STATED TASK: Read the data and repeat it in full, exactly.

RECORD EXTRACTS:
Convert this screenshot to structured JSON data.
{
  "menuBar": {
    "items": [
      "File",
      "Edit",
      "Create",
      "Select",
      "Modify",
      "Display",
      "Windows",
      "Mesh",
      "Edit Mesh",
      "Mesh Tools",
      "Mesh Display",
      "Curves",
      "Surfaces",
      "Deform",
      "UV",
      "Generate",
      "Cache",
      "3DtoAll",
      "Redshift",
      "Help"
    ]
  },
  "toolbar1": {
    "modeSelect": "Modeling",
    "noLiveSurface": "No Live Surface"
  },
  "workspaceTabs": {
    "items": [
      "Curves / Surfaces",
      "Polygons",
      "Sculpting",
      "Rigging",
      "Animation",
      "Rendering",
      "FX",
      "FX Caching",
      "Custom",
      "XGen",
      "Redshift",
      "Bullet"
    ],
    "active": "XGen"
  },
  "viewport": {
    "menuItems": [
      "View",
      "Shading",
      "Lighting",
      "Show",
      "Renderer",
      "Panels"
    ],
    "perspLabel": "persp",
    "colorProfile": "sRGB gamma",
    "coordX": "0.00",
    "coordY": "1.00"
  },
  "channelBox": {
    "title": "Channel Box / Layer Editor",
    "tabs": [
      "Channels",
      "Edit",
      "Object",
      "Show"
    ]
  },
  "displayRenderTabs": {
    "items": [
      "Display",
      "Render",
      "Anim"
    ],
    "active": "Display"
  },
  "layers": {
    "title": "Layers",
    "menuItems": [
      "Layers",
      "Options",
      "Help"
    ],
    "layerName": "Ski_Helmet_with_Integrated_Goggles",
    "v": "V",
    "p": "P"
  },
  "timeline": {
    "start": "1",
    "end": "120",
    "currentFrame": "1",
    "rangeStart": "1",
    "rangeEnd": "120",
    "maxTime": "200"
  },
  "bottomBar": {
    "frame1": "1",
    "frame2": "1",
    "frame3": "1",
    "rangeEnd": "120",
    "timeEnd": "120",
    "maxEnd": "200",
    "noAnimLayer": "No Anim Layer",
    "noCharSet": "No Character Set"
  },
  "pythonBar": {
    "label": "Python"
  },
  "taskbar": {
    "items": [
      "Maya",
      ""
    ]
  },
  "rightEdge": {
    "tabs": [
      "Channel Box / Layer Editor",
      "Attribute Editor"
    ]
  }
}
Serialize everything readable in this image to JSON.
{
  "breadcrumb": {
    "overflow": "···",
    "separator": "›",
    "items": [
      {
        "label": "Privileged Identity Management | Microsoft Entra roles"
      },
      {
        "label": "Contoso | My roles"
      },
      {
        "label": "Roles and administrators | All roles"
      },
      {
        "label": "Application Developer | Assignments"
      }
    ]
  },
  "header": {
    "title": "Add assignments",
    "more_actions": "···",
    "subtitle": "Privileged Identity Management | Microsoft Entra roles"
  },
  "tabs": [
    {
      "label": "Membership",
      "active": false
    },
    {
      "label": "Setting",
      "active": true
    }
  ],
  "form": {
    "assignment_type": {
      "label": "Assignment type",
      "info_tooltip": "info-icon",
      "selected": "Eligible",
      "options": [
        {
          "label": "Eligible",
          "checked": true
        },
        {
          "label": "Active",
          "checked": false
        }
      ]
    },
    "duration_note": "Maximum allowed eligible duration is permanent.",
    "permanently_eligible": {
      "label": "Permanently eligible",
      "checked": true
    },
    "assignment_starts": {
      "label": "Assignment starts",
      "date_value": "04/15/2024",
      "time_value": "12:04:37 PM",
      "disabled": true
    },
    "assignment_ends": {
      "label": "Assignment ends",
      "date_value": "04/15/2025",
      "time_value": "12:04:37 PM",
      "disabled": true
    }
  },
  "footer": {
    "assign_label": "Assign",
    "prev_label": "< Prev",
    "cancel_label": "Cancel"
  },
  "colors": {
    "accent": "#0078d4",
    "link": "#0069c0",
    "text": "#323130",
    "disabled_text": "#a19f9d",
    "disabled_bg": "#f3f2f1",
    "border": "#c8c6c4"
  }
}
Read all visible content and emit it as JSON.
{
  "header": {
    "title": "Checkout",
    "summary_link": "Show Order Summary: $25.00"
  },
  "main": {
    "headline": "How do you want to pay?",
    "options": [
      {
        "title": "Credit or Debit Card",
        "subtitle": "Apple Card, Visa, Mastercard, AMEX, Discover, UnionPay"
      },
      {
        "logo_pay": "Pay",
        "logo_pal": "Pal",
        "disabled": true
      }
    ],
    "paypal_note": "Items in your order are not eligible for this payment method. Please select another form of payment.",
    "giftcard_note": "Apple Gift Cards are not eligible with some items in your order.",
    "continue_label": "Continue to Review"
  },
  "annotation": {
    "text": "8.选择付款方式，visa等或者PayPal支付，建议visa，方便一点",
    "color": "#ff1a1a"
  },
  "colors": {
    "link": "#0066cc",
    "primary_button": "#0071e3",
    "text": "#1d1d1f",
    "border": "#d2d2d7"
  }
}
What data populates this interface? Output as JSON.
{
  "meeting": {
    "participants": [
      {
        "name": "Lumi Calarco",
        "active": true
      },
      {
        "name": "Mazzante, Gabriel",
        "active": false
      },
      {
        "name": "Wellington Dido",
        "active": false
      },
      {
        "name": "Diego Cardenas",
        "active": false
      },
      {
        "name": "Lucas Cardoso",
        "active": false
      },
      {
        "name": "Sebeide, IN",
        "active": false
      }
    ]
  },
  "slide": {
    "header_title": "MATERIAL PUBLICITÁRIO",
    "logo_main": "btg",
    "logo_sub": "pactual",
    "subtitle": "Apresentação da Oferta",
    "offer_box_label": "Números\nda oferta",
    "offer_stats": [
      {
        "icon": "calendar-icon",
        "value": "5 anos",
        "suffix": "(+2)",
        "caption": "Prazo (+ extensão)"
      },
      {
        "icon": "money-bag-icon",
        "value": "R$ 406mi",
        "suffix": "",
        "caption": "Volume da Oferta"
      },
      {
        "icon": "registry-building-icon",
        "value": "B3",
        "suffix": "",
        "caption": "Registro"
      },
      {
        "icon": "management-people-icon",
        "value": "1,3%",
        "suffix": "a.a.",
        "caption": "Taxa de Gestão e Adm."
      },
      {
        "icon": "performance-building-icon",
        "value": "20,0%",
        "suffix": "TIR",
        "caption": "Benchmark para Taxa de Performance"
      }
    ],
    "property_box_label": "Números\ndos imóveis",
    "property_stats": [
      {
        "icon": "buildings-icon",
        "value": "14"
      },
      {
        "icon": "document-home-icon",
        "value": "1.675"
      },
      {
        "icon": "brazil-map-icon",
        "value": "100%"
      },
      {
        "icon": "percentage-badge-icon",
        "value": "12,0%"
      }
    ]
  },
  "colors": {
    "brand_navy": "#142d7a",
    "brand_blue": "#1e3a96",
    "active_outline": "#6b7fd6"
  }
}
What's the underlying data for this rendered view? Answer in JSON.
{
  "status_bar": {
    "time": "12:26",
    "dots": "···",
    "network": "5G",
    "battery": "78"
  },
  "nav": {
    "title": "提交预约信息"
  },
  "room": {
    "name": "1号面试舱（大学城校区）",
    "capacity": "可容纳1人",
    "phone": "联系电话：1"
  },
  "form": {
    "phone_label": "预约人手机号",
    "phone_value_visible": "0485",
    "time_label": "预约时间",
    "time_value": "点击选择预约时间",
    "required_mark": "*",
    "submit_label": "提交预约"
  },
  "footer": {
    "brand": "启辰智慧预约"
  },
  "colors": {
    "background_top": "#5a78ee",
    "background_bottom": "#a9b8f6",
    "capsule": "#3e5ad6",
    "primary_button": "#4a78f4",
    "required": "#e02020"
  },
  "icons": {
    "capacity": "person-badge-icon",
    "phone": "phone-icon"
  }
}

OUTPUT BELOW:
Convert this screenshot to structured JSON data.
{
  "menuBar": {
    "items": [
      "File",
      "Edit",
      "Create",
      "Select",
      "Modify",
      "Display",
      "Windows",
      "Mesh",
      "Edit Mesh",
      "Mesh Tools",
      "Mesh Display",
      "Curves",
      "Surfaces",
      "Deform",
      "UV",
      "Generate",
      "Cache",
      "3DtoAll",
      "Redshift",
      "Help"
    ]
  },
  "toolbar1": {
    "modeSelect": "Modeling",
    "noLiveSurface": "No Live Surface"
  },
  "workspaceTabs": {
    "items": [
      "Curves / Surfaces",
      "Polygons",
      "Sculpting",
      "Rigging",
      "Animation",
      "Rendering",
      "FX",
      "FX Caching",
      "Custom",
      "XGen",
      "Redshift",
      "Bullet"
    ],
    "active": "XGen"
  },
  "viewport": {
    "menuItems": [
      "View",
      "Shading",
      "Lighting",
      "Show",
      "Renderer",
      "Panels"
    ],
    "perspLabel": "persp",
    "colorProfile": "sRGB gamma",
    "coordX": "0.00",
    "coordY": "1.00"
  },
  "channelBox": {
    "title": "Channel Box / Layer Editor",
    "tabs": [
      "Channels",
      "Edit",
      "Object",
      "Show"
    ]
  },
  "displayRenderTabs": {
    "items": [
      "Display",
      "Render",
      "Anim"
    ],
    "active": "Display"
  },
  "layers": {
    "title": "Layers",
    "menuItems": [
      "Layers",
      "Options",
      "Help"
    ],
    "layerName": "Ski_Helmet_with_Integrated_Goggles",
    "v": "V",
    "p": "P"
  },
  "timeline": {
    "start": "1",
    "end": "120",
    "currentFrame": "1",
    "rangeStart": "1",
    "rangeEnd": "120",
    "maxTime": "200"
  },
  "bottomBar": {
    "frame1": "1",
    "frame2": "1",
    "frame3": "1",
    "rangeEnd": "120",
    "timeEnd": "120",
    "maxEnd": "200",
    "noAnimLayer": "No Anim Layer",
    "noCharSet": "No Character Set"
  },
  "pythonBar": {
    "label": "Python"
  },
  "taskbar": {
    "items": [
      "Maya",
      ""
    ]
  },
  "rightEdge": {
    "tabs": [
      "Channel Box / Layer Editor",
      "Attribute Editor"
    ]
  }
}
Serialize everything readable in this image to JSON.
{
  "breadcrumb": {
    "overflow": "···",
    "separator": "›",
    "items": [
      {
        "label": "Privileged Identity Management | Microsoft Entra roles"
      },
      {
        "label": "Contoso | My roles"
      },
      {
        "label": "Roles and administrators | All roles"
      },
      {
        "label": "Application Developer | Assignments"
      }
    ]
  },
  "header": {
    "title": "Add assignments",
    "more_actions": "···",
    "subtitle": "Privileged Identity Management | Microsoft Entra roles"
  },
  "tabs": [
    {
      "label": "Membership",
      "active": false
    },
    {
      "label": "Setting",
      "active": true
    }
  ],
  "form": {
    "assignment_type": {
      "label": "Assignment type",
      "info_tooltip": "info-icon",
      "selected": "Eligible",
      "options": [
        {
          "label": "Eligible",
          "checked": true
        },
        {
          "label": "Active",
          "checked": false
        }
      ]
    },
    "duration_note": "Maximum allowed eligible duration is permanent.",
    "permanently_eligible": {
      "label": "Permanently eligible",
      "checked": true
    },
    "assignment_starts": {
      "label": "Assignment starts",
      "date_value": "04/15/2024",
      "time_value": "12:04:37 PM",
      "disabled": true
    },
    "assignment_ends": {
      "label": "Assignment ends",
      "date_value": "04/15/2025",
      "time_value": "12:04:37 PM",
      "disabled": true
    }
  },
  "footer": {
    "assign_label": "Assign",
    "prev_label": "< Prev",
    "cancel_label": "Cancel"
  },
  "colors": {
    "accent": "#0078d4",
    "link": "#0069c0",
    "text": "#323130",
    "disabled_text": "#a19f9d",
    "disabled_bg": "#f3f2f1",
    "border": "#c8c6c4"
  }
}
Read all visible content and emit it as JSON.
{
  "header": {
    "title": "Checkout",
    "summary_link": "Show Order Summary: $25.00"
  },
  "main": {
    "headline": "How do you want to pay?",
    "options": [
      {
        "title": "Credit or Debit Card",
        "subtitle": "Apple Card, Visa, Mastercard, AMEX, Discover, UnionPay"
      },
      {
        "logo_pay": "Pay",
        "logo_pal": "Pal",
        "disabled": true
      }
    ],
    "paypal_note": "Items in your order are not eligible for this payment method. Please select another form of payment.",
    "giftcard_note": "Apple Gift Cards are not eligible with some items in your order.",
    "continue_label": "Continue to Review"
  },
  "annotation": {
    "text": "8.选择付款方式，visa等或者PayPal支付，建议visa，方便一点",
    "color": "#ff1a1a"
  },
  "colors": {
    "link": "#0066cc",
    "primary_button": "#0071e3",
    "text": "#1d1d1f",
    "border": "#d2d2d7"
  }
}
What data populates this interface? Output as JSON.
{
  "meeting": {
    "participants": [
      {
        "name": "Lumi Calarco",
        "active": true
      },
      {
        "name": "Mazzante, Gabriel",
        "active": false
      },
      {
        "name": "Wellington Dido",
        "active": false
      },
      {
        "name": "Diego Cardenas",
        "active": false
      },
      {
        "name": "Lucas Cardoso",
        "active": false
      },
      {
        "name": "Sebeide, IN",
        "active": false
      }
    ]
  },
  "slide": {
    "header_title": "MATERIAL PUBLICITÁRIO",
    "logo_main": "btg",
    "logo_sub": "pactual",
    "subtitle": "Apresentação da Oferta",
    "offer_box_label": "Números\nda oferta",
    "offer_stats": [
      {
        "icon": "calendar-icon",
        "value": "5 anos",
        "suffix": "(+2)",
        "caption": "Prazo (+ extensão)"
      },
      {
        "icon": "money-bag-icon",
        "value": "R$ 406mi",
        "suffix": "",
        "caption": "Volume da Oferta"
      },
      {
        "icon": "registry-building-icon",
        "value": "B3",
        "suffix": "",
        "caption": "Registro"
      },
      {
        "icon": "management-people-icon",
        "value": "1,3%",
        "suffix": "a.a.",
        "caption": "Taxa de Gestão e Adm."
      },
      {
        "icon": "performance-building-icon",
        "value": "20,0%",
        "suffix": "TIR",
        "caption": "Benchmark para Taxa de Performance"
      }
    ],
    "property_box_label": "Números\ndos imóveis",
    "property_stats": [
      {
        "icon": "buildings-icon",
        "value": "14"
      },
      {
        "icon": "document-home-icon",
        "value": "1.675"
      },
      {
        "icon": "brazil-map-icon",
        "value": "100%"
      },
      {
        "icon": "percentage-badge-icon",
        "value": "12,0%"
      }
    ]
  },
  "colors": {
    "brand_navy": "#142d7a",
    "brand_blue": "#1e3a96",
    "active_outline": "#6b7fd6"
  }
}
What's the underlying data for this rendered view? Answer in JSON.
{
  "status_bar": {
    "time": "12:26",
    "dots": "···",
    "network": "5G",
    "battery": "78"
  },
  "nav": {
    "title": "提交预约信息"
  },
  "room": {
    "name": "1号面试舱（大学城校区）",
    "capacity": "可容纳1人",
    "phone": "联系电话：1"
  },
  "form": {
    "phone_label": "预约人手机号",
    "phone_value_visible": "0485",
    "time_label": "预约时间",
    "time_value": "点击选择预约时间",
    "required_mark": "*",
    "submit_label": "提交预约"
  },
  "footer": {
    "brand": "启辰智慧预约"
  },
  "colors": {
    "background_top": "#5a78ee",
    "background_bottom": "#a9b8f6",
    "capsule": "#3e5ad6",
    "primary_button": "#4a78f4",
    "required": "#e02020"
  },
  "icons": {
    "capacity": "person-badge-icon",
    "phone": "phone-icon"
  }
}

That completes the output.